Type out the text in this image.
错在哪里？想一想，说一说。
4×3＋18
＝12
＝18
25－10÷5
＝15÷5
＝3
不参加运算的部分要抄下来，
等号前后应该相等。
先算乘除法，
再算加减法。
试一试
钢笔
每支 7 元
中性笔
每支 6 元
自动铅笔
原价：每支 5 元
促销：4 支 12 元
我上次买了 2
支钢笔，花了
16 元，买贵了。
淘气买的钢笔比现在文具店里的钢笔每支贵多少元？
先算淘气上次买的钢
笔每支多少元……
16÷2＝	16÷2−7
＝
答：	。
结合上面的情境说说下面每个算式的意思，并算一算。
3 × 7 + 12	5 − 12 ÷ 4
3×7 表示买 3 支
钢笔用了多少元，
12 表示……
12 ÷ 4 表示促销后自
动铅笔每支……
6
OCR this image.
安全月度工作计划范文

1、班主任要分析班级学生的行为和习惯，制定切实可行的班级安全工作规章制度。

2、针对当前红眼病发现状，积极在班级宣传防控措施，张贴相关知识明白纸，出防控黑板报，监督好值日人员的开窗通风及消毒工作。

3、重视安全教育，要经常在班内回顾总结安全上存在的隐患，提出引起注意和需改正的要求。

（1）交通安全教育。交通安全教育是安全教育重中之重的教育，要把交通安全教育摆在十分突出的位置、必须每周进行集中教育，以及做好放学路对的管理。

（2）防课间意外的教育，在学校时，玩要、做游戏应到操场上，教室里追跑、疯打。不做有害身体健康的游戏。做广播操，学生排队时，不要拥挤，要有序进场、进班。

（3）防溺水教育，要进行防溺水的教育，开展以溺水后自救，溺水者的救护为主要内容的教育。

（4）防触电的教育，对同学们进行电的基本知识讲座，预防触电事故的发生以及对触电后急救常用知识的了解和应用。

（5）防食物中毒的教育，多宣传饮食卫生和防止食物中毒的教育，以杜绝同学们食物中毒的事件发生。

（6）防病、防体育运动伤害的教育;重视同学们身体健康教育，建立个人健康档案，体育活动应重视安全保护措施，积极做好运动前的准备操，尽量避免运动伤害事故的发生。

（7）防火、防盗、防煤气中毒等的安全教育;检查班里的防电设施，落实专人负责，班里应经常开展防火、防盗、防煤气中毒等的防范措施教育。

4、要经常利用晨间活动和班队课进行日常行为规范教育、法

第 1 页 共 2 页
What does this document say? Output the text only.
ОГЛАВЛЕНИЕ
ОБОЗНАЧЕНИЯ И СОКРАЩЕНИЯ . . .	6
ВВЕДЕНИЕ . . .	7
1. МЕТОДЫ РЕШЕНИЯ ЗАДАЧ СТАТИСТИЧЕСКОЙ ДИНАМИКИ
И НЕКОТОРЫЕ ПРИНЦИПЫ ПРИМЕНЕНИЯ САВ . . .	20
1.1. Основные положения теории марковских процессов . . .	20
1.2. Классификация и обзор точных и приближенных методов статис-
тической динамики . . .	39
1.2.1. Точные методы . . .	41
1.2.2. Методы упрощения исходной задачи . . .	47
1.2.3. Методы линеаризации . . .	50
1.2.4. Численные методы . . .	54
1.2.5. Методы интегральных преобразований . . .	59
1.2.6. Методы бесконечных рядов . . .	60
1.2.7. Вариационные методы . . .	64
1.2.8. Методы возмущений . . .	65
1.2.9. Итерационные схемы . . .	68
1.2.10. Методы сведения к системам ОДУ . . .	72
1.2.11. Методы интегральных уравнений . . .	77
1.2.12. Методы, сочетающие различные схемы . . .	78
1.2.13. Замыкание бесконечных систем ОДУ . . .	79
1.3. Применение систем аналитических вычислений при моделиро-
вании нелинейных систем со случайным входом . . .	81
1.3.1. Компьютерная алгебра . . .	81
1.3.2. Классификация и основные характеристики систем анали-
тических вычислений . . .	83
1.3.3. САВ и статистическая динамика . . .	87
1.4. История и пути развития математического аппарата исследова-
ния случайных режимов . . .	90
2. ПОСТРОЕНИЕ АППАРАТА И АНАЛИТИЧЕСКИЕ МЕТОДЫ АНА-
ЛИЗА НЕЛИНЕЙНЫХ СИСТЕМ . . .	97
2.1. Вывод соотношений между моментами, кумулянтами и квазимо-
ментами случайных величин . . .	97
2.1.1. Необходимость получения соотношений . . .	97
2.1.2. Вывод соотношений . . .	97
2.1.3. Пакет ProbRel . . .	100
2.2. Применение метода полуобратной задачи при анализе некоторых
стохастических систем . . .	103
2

__________

* [WORK REQUIRED]: Transcribe every entry word for word.

* [ANSWER TO THE TASK]:
Type out the text in this image.
错在哪里？想一想，说一说。
4×3＋18
＝12
＝18
25－10÷5
＝15÷5
＝3
不参加运算的部分要抄下来，
等号前后应该相等。
先算乘除法，
再算加减法。
试一试
钢笔
每支 7 元
中性笔
每支 6 元
自动铅笔
原价：每支 5 元
促销：4 支 12 元
我上次买了 2
支钢笔，花了
16 元，买贵了。
淘气买的钢笔比现在文具店里的钢笔每支贵多少元？
先算淘气上次买的钢
笔每支多少元……
16÷2＝	16÷2−7
＝
答：	。
结合上面的情境说说下面每个算式的意思，并算一算。
3 × 7 + 12	5 − 12 ÷ 4
3×7 表示买 3 支
钢笔用了多少元，
12 表示……
12 ÷ 4 表示促销后自
动铅笔每支……
6
OCR this image.
安全月度工作计划范文

1、班主任要分析班级学生的行为和习惯，制定切实可行的班级安全工作规章制度。

2、针对当前红眼病发现状，积极在班级宣传防控措施，张贴相关知识明白纸，出防控黑板报，监督好值日人员的开窗通风及消毒工作。

3、重视安全教育，要经常在班内回顾总结安全上存在的隐患，提出引起注意和需改正的要求。

（1）交通安全教育。交通安全教育是安全教育重中之重的教育，要把交通安全教育摆在十分突出的位置、必须每周进行集中教育，以及做好放学路对的管理。

（2）防课间意外的教育，在学校时，玩要、做游戏应到操场上，教室里追跑、疯打。不做有害身体健康的游戏。做广播操，学生排队时，不要拥挤，要有序进场、进班。

（3）防溺水教育，要进行防溺水的教育，开展以溺水后自救，溺水者的救护为主要内容的教育。

（4）防触电的教育，对同学们进行电的基本知识讲座，预防触电事故的发生以及对触电后急救常用知识的了解和应用。

（5）防食物中毒的教育，多宣传饮食卫生和防止食物中毒的教育，以杜绝同学们食物中毒的事件发生。

（6）防病、防体育运动伤害的教育;重视同学们身体健康教育，建立个人健康档案，体育活动应重视安全保护措施，积极做好运动前的准备操，尽量避免运动伤害事故的发生。

（7）防火、防盗、防煤气中毒等的安全教育;检查班里的防电设施，落实专人负责，班里应经常开展防火、防盗、防煤气中毒等的防范措施教育。

4、要经常利用晨间活动和班队课进行日常行为规范教育、法

第 1 页 共 2 页
What does this document say? Output the text only.
ОГЛАВЛЕНИЕ
ОБОЗНАЧЕНИЯ И СОКРАЩЕНИЯ . . .	6
ВВЕДЕНИЕ . . .	7
1. МЕТОДЫ РЕШЕНИЯ ЗАДАЧ СТАТИСТИЧЕСКОЙ ДИНАМИКИ
И НЕКОТОРЫЕ ПРИНЦИПЫ ПРИМЕНЕНИЯ САВ . . .	20
1.1. Основные положения теории марковских процессов . . .	20
1.2. Классификация и обзор точных и приближенных методов статис-
тической динамики . . .	39
1.2.1. Точные методы . . .	41
1.2.2. Методы упрощения исходной задачи . . .	47
1.2.3. Методы линеаризации . . .	50
1.2.4. Численные методы . . .	54
1.2.5. Методы интегральных преобразований . . .	59
1.2.6. Методы бесконечных рядов . . .	60
1.2.7. Вариационные методы . . .	64
1.2.8. Методы возмущений . . .	65
1.2.9. Итерационные схемы . . .	68
1.2.10. Методы сведения к системам ОДУ . . .	72
1.2.11. Методы интегральных уравнений . . .	77
1.2.12. Методы, сочетающие различные схемы . . .	78
1.2.13. Замыкание бесконечных систем ОДУ . . .	79
1.3. Применение систем аналитических вычислений при моделиро-
вании нелинейных систем со случайным входом . . .	81
1.3.1. Компьютерная алгебра . . .	81
1.3.2. Классификация и основные характеристики систем анали-
тических вычислений . . .	83
1.3.3. САВ и статистическая динамика . . .	87
1.4. История и пути развития математического аппарата исследова-
ния случайных режимов . . .	90
2. ПОСТРОЕНИЕ АППАРАТА И АНАЛИТИЧЕСКИЕ МЕТОДЫ АНА-
ЛИЗА НЕЛИНЕЙНЫХ СИСТЕМ . . .	97
2.1. Вывод соотношений между моментами, кумулянтами и квазимо-
ментами случайных величин . . .	97
2.1.1. Необходимость получения соотношений . . .	97
2.1.2. Вывод соотношений . . .	97
2.1.3. Пакет ProbRel . . .	100
2.2. Применение метода полуобратной задачи при анализе некоторых
стохастических систем . . .	103
2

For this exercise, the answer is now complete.